---- Material

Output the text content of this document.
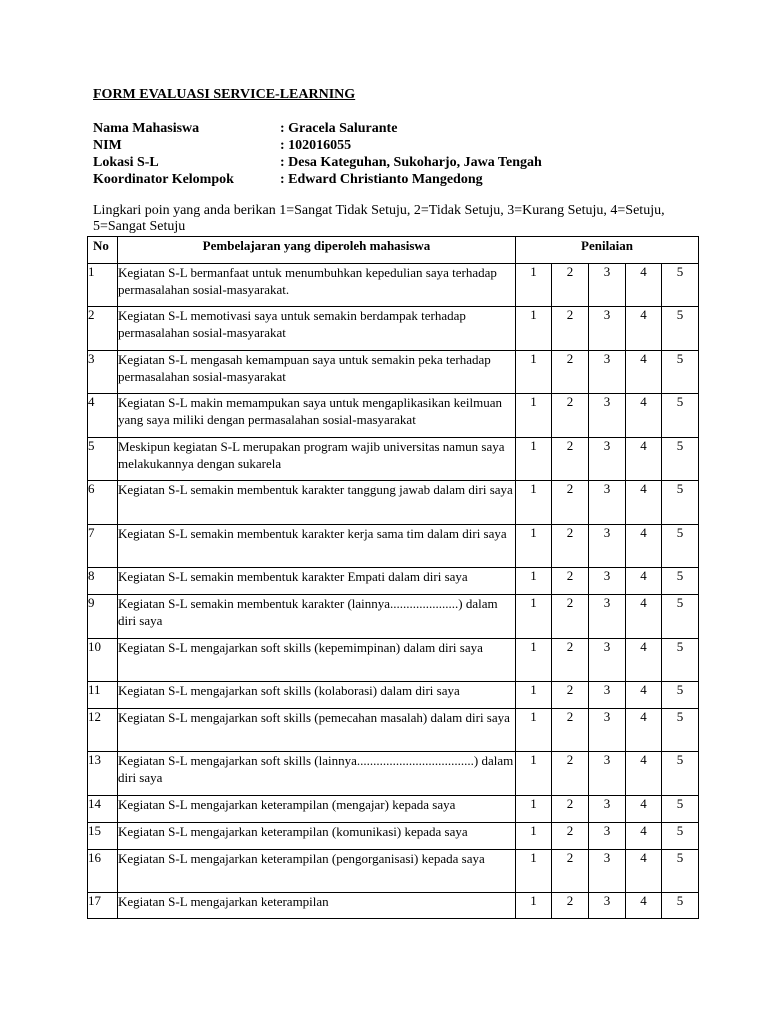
FORM EVALUASI SERVICE-LEARNING
Nama Mahasiswa	: Gracela Salurante
NIM	: 102016055
Lokasi S-L	: Desa Kateguhan, Sukoharjo, Jawa Tengah
Koordinator Kelompok	: Edward Christianto Mangedong
Lingkari poin yang anda berikan 1=Sangat Tidak Setuju, 2=Tidak Setuju, 3=Kurang Setuju, 4=Setuju, 5=Sangat Setuju
No	Pembelajaran yang diperoleh mahasiswa	Penilaian				
1	Kegiatan S-L bermanfaat untuk menumbuhkan kepedulian saya terhadap permasalahan sosial-masyarakat.	1	2	3	4	5
2	Kegiatan S-L memotivasi saya untuk semakin berdampak terhadap permasalahan sosial-masyarakat	1	2	3	4	5
3	Kegiatan S-L mengasah kemampuan saya untuk semakin peka terhadap permasalahan sosial-masyarakat	1	2	3	4	5
4	Kegiatan S-L makin memampukan saya untuk mengaplikasikan keilmuan yang saya miliki dengan permasalahan sosial-masyarakat	1	2	3	4	5
5	Meskipun kegiatan S-L merupakan program wajib universitas namun saya melakukannya dengan sukarela	1	2	3	4	5
6	Kegiatan S-L semakin membentuk karakter tanggung jawab dalam diri saya	1	2	3	4	5
7	Kegiatan S-L semakin membentuk karakter kerja sama tim dalam diri saya	1	2	3	4	5
8	Kegiatan S-L semakin membentuk karakter Empati dalam diri saya	1	2	3	4	5
9	Kegiatan S-L semakin membentuk karakter (lainnya.....................) dalam diri saya	1	2	3	4	5
10	Kegiatan S-L mengajarkan soft skills (kepemimpinan) dalam diri saya	1	2	3	4	5
11	Kegiatan S-L mengajarkan soft skills (kolaborasi) dalam diri saya	1	2	3	4	5
12	Kegiatan S-L mengajarkan soft skills (pemecahan masalah) dalam diri saya	1	2	3	4	5
13	Kegiatan S-L mengajarkan soft skills (lainnya....................................) dalam diri saya	1	2	3	4	5
14	Kegiatan S-L mengajarkan keterampilan (mengajar) kepada saya	1	2	3	4	5
15	Kegiatan S-L mengajarkan keterampilan (komunikasi) kepada saya	1	2	3	4	5
16	Kegiatan S-L mengajarkan keterampilan (pengorganisasi) kepada saya	1	2	3	4	5
17	Kegiatan S-L mengajarkan keterampilan	1	2	3	4	5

--------

▶ Your goal
Quote each record exactly as it stands, minus the pictures.

▶ Exercise solution
Output the text content of this document.
FORM EVALUASI SERVICE-LEARNING
Nama Mahasiswa	: Gracela Salurante
NIM	: 102016055
Lokasi S-L	: Desa Kateguhan, Sukoharjo, Jawa Tengah
Koordinator Kelompok	: Edward Christianto Mangedong
Lingkari poin yang anda berikan 1=Sangat Tidak Setuju, 2=Tidak Setuju, 3=Kurang Setuju, 4=Setuju, 5=Sangat Setuju
No	Pembelajaran yang diperoleh mahasiswa	Penilaian				
1	Kegiatan S-L bermanfaat untuk menumbuhkan kepedulian saya terhadap permasalahan sosial-masyarakat.	1	2	3	4	5
2	Kegiatan S-L memotivasi saya untuk semakin berdampak terhadap permasalahan sosial-masyarakat	1	2	3	4	5
3	Kegiatan S-L mengasah kemampuan saya untuk semakin peka terhadap permasalahan sosial-masyarakat	1	2	3	4	5
4	Kegiatan S-L makin memampukan saya untuk mengaplikasikan keilmuan yang saya miliki dengan permasalahan sosial-masyarakat	1	2	3	4	5
5	Meskipun kegiatan S-L merupakan program wajib universitas namun saya melakukannya dengan sukarela	1	2	3	4	5
6	Kegiatan S-L semakin membentuk karakter tanggung jawab dalam diri saya	1	2	3	4	5
7	Kegiatan S-L semakin membentuk karakter kerja sama tim dalam diri saya	1	2	3	4	5
8	Kegiatan S-L semakin membentuk karakter Empati dalam diri saya	1	2	3	4	5
9	Kegiatan S-L semakin membentuk karakter (lainnya.....................) dalam diri saya	1	2	3	4	5
10	Kegiatan S-L mengajarkan soft skills (kepemimpinan) dalam diri saya	1	2	3	4	5
11	Kegiatan S-L mengajarkan soft skills (kolaborasi) dalam diri saya	1	2	3	4	5
12	Kegiatan S-L mengajarkan soft skills (pemecahan masalah) dalam diri saya	1	2	3	4	5
13	Kegiatan S-L mengajarkan soft skills (lainnya....................................) dalam diri saya	1	2	3	4	5
14	Kegiatan S-L mengajarkan keterampilan (mengajar) kepada saya	1	2	3	4	5
15	Kegiatan S-L mengajarkan keterampilan (komunikasi) kepada saya	1	2	3	4	5
16	Kegiatan S-L mengajarkan keterampilan (pengorganisasi) kepada saya	1	2	3	4	5
17	Kegiatan S-L mengajarkan keterampilan	1	2	3	4	5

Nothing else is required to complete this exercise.